- **Aim**:
The exercise asks you to copy every line below in which "color" appears.

- **Task inputs**:
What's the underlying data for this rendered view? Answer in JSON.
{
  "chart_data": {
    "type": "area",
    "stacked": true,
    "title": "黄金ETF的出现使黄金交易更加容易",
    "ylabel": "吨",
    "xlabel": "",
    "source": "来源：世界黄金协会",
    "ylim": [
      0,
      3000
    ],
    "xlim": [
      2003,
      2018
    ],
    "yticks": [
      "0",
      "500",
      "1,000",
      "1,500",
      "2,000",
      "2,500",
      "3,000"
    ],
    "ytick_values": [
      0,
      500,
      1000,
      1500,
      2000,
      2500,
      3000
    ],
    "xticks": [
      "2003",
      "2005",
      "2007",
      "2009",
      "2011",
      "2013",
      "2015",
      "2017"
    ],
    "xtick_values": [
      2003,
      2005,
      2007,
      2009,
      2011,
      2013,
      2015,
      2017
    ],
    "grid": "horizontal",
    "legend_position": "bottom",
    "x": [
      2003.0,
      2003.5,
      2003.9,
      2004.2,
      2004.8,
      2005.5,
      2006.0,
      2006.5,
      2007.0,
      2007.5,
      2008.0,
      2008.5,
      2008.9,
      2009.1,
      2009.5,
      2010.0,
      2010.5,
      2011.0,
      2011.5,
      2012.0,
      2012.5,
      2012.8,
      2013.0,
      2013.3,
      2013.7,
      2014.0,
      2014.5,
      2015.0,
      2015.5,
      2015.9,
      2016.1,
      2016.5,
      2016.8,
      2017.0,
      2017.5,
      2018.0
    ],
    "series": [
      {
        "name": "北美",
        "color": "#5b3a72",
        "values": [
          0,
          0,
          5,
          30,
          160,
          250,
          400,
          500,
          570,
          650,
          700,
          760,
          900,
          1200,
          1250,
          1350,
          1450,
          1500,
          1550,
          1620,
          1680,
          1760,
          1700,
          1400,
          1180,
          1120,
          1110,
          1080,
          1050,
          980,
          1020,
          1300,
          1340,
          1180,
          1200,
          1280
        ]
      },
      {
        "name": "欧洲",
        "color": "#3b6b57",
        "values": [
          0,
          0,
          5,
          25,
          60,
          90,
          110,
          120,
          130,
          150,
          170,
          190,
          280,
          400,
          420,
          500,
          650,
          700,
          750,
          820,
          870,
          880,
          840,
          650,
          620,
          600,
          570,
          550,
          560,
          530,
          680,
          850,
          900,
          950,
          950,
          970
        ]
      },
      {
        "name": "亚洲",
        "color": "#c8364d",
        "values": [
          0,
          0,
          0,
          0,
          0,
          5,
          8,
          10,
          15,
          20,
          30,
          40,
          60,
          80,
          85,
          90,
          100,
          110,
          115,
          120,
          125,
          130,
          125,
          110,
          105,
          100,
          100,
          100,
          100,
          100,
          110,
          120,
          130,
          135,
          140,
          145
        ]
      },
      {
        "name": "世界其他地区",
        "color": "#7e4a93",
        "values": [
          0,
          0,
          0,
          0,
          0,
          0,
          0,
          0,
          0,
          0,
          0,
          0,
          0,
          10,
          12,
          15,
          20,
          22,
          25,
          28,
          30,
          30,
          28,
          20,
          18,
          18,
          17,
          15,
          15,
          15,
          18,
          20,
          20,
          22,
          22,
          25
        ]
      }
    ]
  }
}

- **Answer to the problem**:
        "color": "#5b3a72",
        "color": "#3b6b57",
        "color": "#c8364d",
        "color": "#7e4a93",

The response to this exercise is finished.